• TASK DESCRIPTION: Repeat each record below exactly, dropping the pictures.

• Extracted data entries:
▽

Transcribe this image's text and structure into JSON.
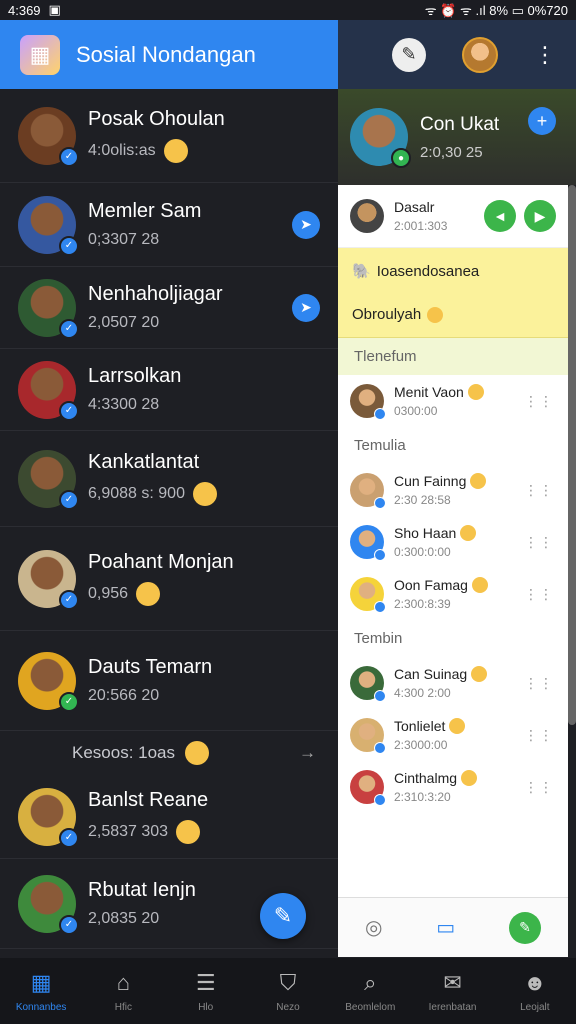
{
  "status": {
    "time": "4:369",
    "right": "ᯤ ⏰ ᯤ .ıl 8% ▭ 0%720"
  },
  "header": {
    "title": "Sosial Nondangan"
  },
  "right_header": {
    "contact_name": "Con Ukat",
    "contact_sub": "2:0,30 25"
  },
  "chats": [
    {
      "name": "Posak Ohoulan",
      "sub": "4:0olis:as",
      "emoji": true,
      "badge": "blue",
      "color": "#6b3d22"
    },
    {
      "name": "Memler Sam",
      "sub": "0;3307 28",
      "send": true,
      "badge": "blue",
      "color": "#3558a0"
    },
    {
      "name": "Nenhaholjiagar",
      "sub": "2,0507 20",
      "send": true,
      "badge": "blue",
      "color": "#2e5a32"
    },
    {
      "name": "Larrsolkan",
      "sub": "4:3300 28",
      "badge": "blue",
      "color": "#a8282c"
    },
    {
      "name": "Kankatlantat",
      "sub": "6,9088 s: 900",
      "emoji": true,
      "badge": "blue",
      "color": "#3c4a30"
    },
    {
      "name": "Poahant Monjan",
      "sub": "0,956",
      "emoji": true,
      "badge": "blue",
      "color": "#c9b58e"
    },
    {
      "name": "Dauts Temarn",
      "sub": "20:566 20",
      "badge": "green",
      "color": "#e0a520"
    },
    {
      "name": "Banlst Reane",
      "sub": "2,5837 303",
      "emoji": true,
      "badge": "blue",
      "color": "#d8b040"
    },
    {
      "name": "Rbutat Ienjn",
      "sub": "2,0835 20",
      "badge": "blue",
      "color": "#3e8a3c"
    }
  ],
  "chat_divider": {
    "label": "Kesoos: 1oas"
  },
  "panel": {
    "top_row": {
      "name": "Dasalr",
      "sub": "2:001:303"
    },
    "yellow": {
      "label": "Ioasendosanea",
      "note": "Obroulyah"
    },
    "sections": [
      {
        "title": "Tlenefum",
        "items": [
          {
            "name": "Menit Vaon",
            "sub": "0300:00"
          }
        ]
      },
      {
        "title": "Temulia",
        "items": [
          {
            "name": "Cun Fainng",
            "sub": "2:30 28:58"
          },
          {
            "name": "Sho Haan",
            "sub": "0:300:0:00"
          },
          {
            "name": "Oon Famag",
            "sub": "2:300:8:39"
          }
        ]
      },
      {
        "title": "Tembin",
        "items": [
          {
            "name": "Can Suinag",
            "sub": "4:300 2:00"
          },
          {
            "name": "Tonlielet",
            "sub": "2:3000:00"
          },
          {
            "name": "Cinthalmg",
            "sub": "2:310:3:20"
          }
        ]
      }
    ]
  },
  "nav": [
    {
      "label": "Konnanbes",
      "icon": "grid-icon",
      "active": true
    },
    {
      "label": "Hfic",
      "icon": "home-icon"
    },
    {
      "label": "Hlo",
      "icon": "menu-icon"
    },
    {
      "label": "Nezo",
      "icon": "shield-icon"
    },
    {
      "label": "Beomlelom",
      "icon": "search-icon"
    },
    {
      "label": "Ierenbatan",
      "icon": "inbox-icon"
    },
    {
      "label": "Leojalt",
      "icon": "user-icon"
    }
  ]
}
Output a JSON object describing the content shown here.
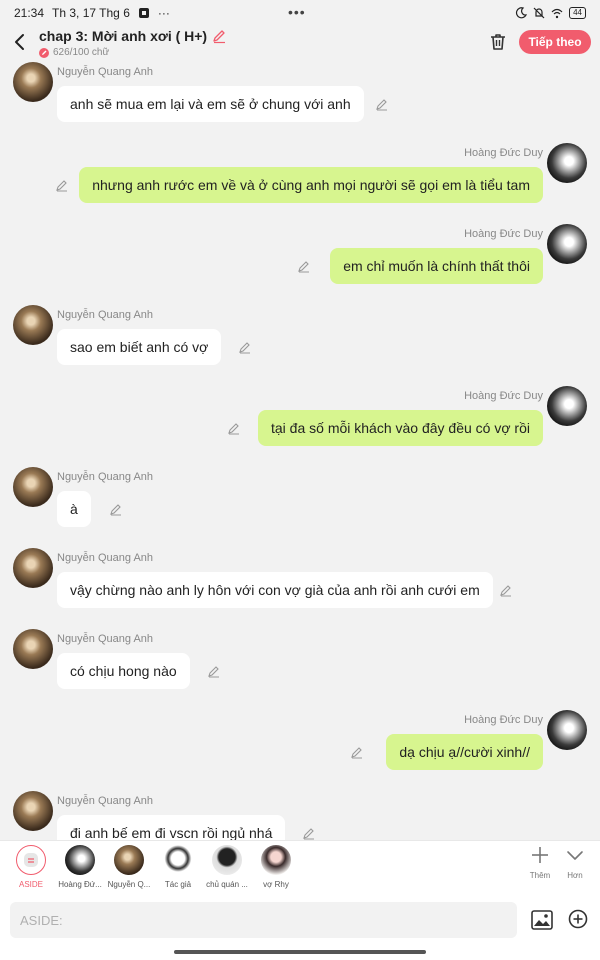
{
  "status_bar": {
    "time": "21:34",
    "date": "Th 3, 17 Thg 6",
    "more": "···",
    "center_dots": "•••",
    "battery": "44"
  },
  "header": {
    "title": "chap 3: Mời anh xơi ( H+)",
    "word_count": "626/100 chữ",
    "continue_label": "Tiếp theo"
  },
  "colors": {
    "accent": "#f15c6d",
    "bubble_right": "#d7f58f",
    "bubble_left": "#ffffff",
    "background": "#f2f2f2"
  },
  "messages": [
    {
      "side": "left",
      "sender": "Nguyễn Quang Anh",
      "text": "anh sẽ mua em lại và em sẽ ở chung với anh"
    },
    {
      "side": "right",
      "sender": "Hoàng Đức Duy",
      "text": "nhưng anh rước em về và ở cùng anh mọi người sẽ gọi em là tiểu tam"
    },
    {
      "side": "right",
      "sender": "Hoàng Đức Duy",
      "text": "em chỉ muốn là chính thất thôi"
    },
    {
      "side": "left",
      "sender": "Nguyễn Quang Anh",
      "text": "sao em biết anh có vợ"
    },
    {
      "side": "right",
      "sender": "Hoàng Đức Duy",
      "text": "tại đa số mỗi khách vào đây đều có vợ rồi"
    },
    {
      "side": "left",
      "sender": "Nguyễn Quang Anh",
      "text": "à"
    },
    {
      "side": "left",
      "sender": "Nguyễn Quang Anh",
      "text": "vậy chừng nào anh ly hôn với con vợ già của anh rồi anh cưới em"
    },
    {
      "side": "left",
      "sender": "Nguyễn Quang Anh",
      "text": "có chịu hong nào"
    },
    {
      "side": "right",
      "sender": "Hoàng Đức Duy",
      "text": "dạ chịu ạ//cười xinh//"
    },
    {
      "side": "left",
      "sender": "Nguyễn Quang Anh",
      "text": "đi anh bế em đi vscn rồi ngủ nhá"
    }
  ],
  "characters": [
    {
      "name": "ASIDE",
      "icon": "aside-icon"
    },
    {
      "name": "Hoàng Đứ...",
      "icon": "avatar-duy"
    },
    {
      "name": "Nguyễn Q...",
      "icon": "avatar-anh"
    },
    {
      "name": "Tác giả",
      "icon": "author-avatar"
    },
    {
      "name": "chủ quán ...",
      "icon": "owner-avatar"
    },
    {
      "name": "vợ Rhy",
      "icon": "rhy-avatar"
    }
  ],
  "tools": {
    "more_label": "Thêm",
    "collapse_label": "Hơn"
  },
  "input": {
    "placeholder": "ASIDE:"
  }
}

△

• WRITTEN REPLY:
Transcribe this image's text and structure into JSON.
{
  "status": {
    "time": "4:369",
    "right": "ᯤ ⏰ ᯤ .ıl 8% ▭ 0%720"
  },
  "header": {
    "title": "Sosial Nondangan"
  },
  "right_header": {
    "contact_name": "Con Ukat",
    "contact_sub": "2:0,30 25"
  },
  "chats": [
    {
      "name": "Posak Ohoulan",
      "sub": "4:0olis:as",
      "emoji": true,
      "badge": "blue",
      "color": "#6b3d22"
    },
    {
      "name": "Memler Sam",
      "sub": "0;3307 28",
      "send": true,
      "badge": "blue",
      "color": "#3558a0"
    },
    {
      "name": "Nenhaholjiagar",
      "sub": "2,0507 20",
      "send": true,
      "badge": "blue",
      "color": "#2e5a32"
    },
    {
      "name": "Larrsolkan",
      "sub": "4:3300 28",
      "badge": "blue",
      "color": "#a8282c"
    },
    {
      "name": "Kankatlantat",
      "sub": "6,9088 s: 900",
      "emoji": true,
      "badge": "blue",
      "color": "#3c4a30"
    },
    {
      "name": "Poahant Monjan",
      "sub": "0,956",
      "emoji": true,
      "badge": "blue",
      "color": "#c9b58e"
    },
    {
      "name": "Dauts Temarn",
      "sub": "20:566 20",
      "badge": "green",
      "color": "#e0a520"
    },
    {
      "name": "Banlst Reane",
      "sub": "2,5837 303",
      "emoji": true,
      "badge": "blue",
      "color": "#d8b040"
    },
    {
      "name": "Rbutat Ienjn",
      "sub": "2,0835 20",
      "badge": "blue",
      "color": "#3e8a3c"
    }
  ],
  "chat_divider": {
    "label": "Kesoos: 1oas"
  },
  "panel": {
    "top_row": {
      "name": "Dasalr",
      "sub": "2:001:303"
    },
    "yellow": {
      "label": "Ioasendosanea",
      "note": "Obroulyah"
    },
    "sections": [
      {
        "title": "Tlenefum",
        "items": [
          {
            "name": "Menit Vaon",
            "sub": "0300:00"
          }
        ]
      },
      {
        "title": "Temulia",
        "items": [
          {
            "name": "Cun Fainng",
            "sub": "2:30 28:58"
          },
          {
            "name": "Sho Haan",
            "sub": "0:300:0:00"
          },
          {
            "name": "Oon Famag",
            "sub": "2:300:8:39"
          }
        ]
      },
      {
        "title": "Tembin",
        "items": [
          {
            "name": "Can Suinag",
            "sub": "4:300 2:00"
          },
          {
            "name": "Tonlielet",
            "sub": "2:3000:00"
          },
          {
            "name": "Cinthalmg",
            "sub": "2:310:3:20"
          }
        ]
      }
    ]
  },
  "nav": [
    {
      "label": "Konnanbes",
      "icon": "grid-icon",
      "active": true
    },
    {
      "label": "Hfic",
      "icon": "home-icon"
    },
    {
      "label": "Hlo",
      "icon": "menu-icon"
    },
    {
      "label": "Nezo",
      "icon": "shield-icon"
    },
    {
      "label": "Beomlelom",
      "icon": "search-icon"
    },
    {
      "label": "Ierenbatan",
      "icon": "inbox-icon"
    },
    {
      "label": "Leojalt",
      "icon": "user-icon"
    }
  ]
}
Output a JSON object describing the content shown here.
{
  "status_bar": {
    "time": "21:34",
    "date": "Th 3, 17 Thg 6",
    "more": "···",
    "center_dots": "•••",
    "battery": "44"
  },
  "header": {
    "title": "chap 3: Mời anh xơi ( H+)",
    "word_count": "626/100 chữ",
    "continue_label": "Tiếp theo"
  },
  "colors": {
    "accent": "#f15c6d",
    "bubble_right": "#d7f58f",
    "bubble_left": "#ffffff",
    "background": "#f2f2f2"
  },
  "messages": [
    {
      "side": "left",
      "sender": "Nguyễn Quang Anh",
      "text": "anh sẽ mua em lại và em sẽ ở chung với anh"
    },
    {
      "side": "right",
      "sender": "Hoàng Đức Duy",
      "text": "nhưng anh rước em về và ở cùng anh mọi người sẽ gọi em là tiểu tam"
    },
    {
      "side": "right",
      "sender": "Hoàng Đức Duy",
      "text": "em chỉ muốn là chính thất thôi"
    },
    {
      "side": "left",
      "sender": "Nguyễn Quang Anh",
      "text": "sao em biết anh có vợ"
    },
    {
      "side": "right",
      "sender": "Hoàng Đức Duy",
      "text": "tại đa số mỗi khách vào đây đều có vợ rồi"
    },
    {
      "side": "left",
      "sender": "Nguyễn Quang Anh",
      "text": "à"
    },
    {
      "side": "left",
      "sender": "Nguyễn Quang Anh",
      "text": "vậy chừng nào anh ly hôn với con vợ già của anh rồi anh cưới em"
    },
    {
      "side": "left",
      "sender": "Nguyễn Quang Anh",
      "text": "có chịu hong nào"
    },
    {
      "side": "right",
      "sender": "Hoàng Đức Duy",
      "text": "dạ chịu ạ//cười xinh//"
    },
    {
      "side": "left",
      "sender": "Nguyễn Quang Anh",
      "text": "đi anh bế em đi vscn rồi ngủ nhá"
    }
  ],
  "characters": [
    {
      "name": "ASIDE",
      "icon": "aside-icon"
    },
    {
      "name": "Hoàng Đứ...",
      "icon": "avatar-duy"
    },
    {
      "name": "Nguyễn Q...",
      "icon": "avatar-anh"
    },
    {
      "name": "Tác giả",
      "icon": "author-avatar"
    },
    {
      "name": "chủ quán ...",
      "icon": "owner-avatar"
    },
    {
      "name": "vợ Rhy",
      "icon": "rhy-avatar"
    }
  ],
  "tools": {
    "more_label": "Thêm",
    "collapse_label": "Hơn"
  },
  "input": {
    "placeholder": "ASIDE:"
  }
}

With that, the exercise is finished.